▶ **Record list**:
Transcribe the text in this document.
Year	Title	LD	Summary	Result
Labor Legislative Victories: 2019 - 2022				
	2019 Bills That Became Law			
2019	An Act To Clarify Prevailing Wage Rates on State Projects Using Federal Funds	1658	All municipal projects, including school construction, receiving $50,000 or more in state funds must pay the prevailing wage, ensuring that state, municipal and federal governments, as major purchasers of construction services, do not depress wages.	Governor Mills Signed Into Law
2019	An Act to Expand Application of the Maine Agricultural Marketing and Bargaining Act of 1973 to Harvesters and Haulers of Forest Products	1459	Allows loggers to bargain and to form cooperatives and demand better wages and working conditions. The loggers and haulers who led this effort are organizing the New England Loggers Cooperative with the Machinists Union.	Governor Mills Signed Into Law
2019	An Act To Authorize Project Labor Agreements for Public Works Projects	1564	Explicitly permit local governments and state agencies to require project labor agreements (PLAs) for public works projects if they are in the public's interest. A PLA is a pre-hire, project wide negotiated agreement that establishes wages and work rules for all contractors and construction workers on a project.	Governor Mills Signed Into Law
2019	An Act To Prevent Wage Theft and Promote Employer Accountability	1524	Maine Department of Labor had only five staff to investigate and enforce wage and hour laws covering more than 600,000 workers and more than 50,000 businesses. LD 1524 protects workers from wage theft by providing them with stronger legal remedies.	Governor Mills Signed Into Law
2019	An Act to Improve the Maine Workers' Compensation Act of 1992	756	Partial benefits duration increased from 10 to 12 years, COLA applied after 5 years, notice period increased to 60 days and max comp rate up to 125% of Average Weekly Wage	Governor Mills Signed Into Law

▶ **What the task requires**: Identify each line in the records above containing the word "this"; copy those lines.

▶ **Full response**:
Transcribe the text in this document.
2019	An Act to Expand Application of the Maine Agricultural Marketing and Bargaining Act of 1973 to Harvesters and Haulers of Forest Products	1459	Allows loggers to bargain and to form cooperatives and demand better wages and working conditions. The loggers and haulers who led this effort are organizing the New England Loggers Cooperative with the Machinists Union.	Governor Mills Signed Into Law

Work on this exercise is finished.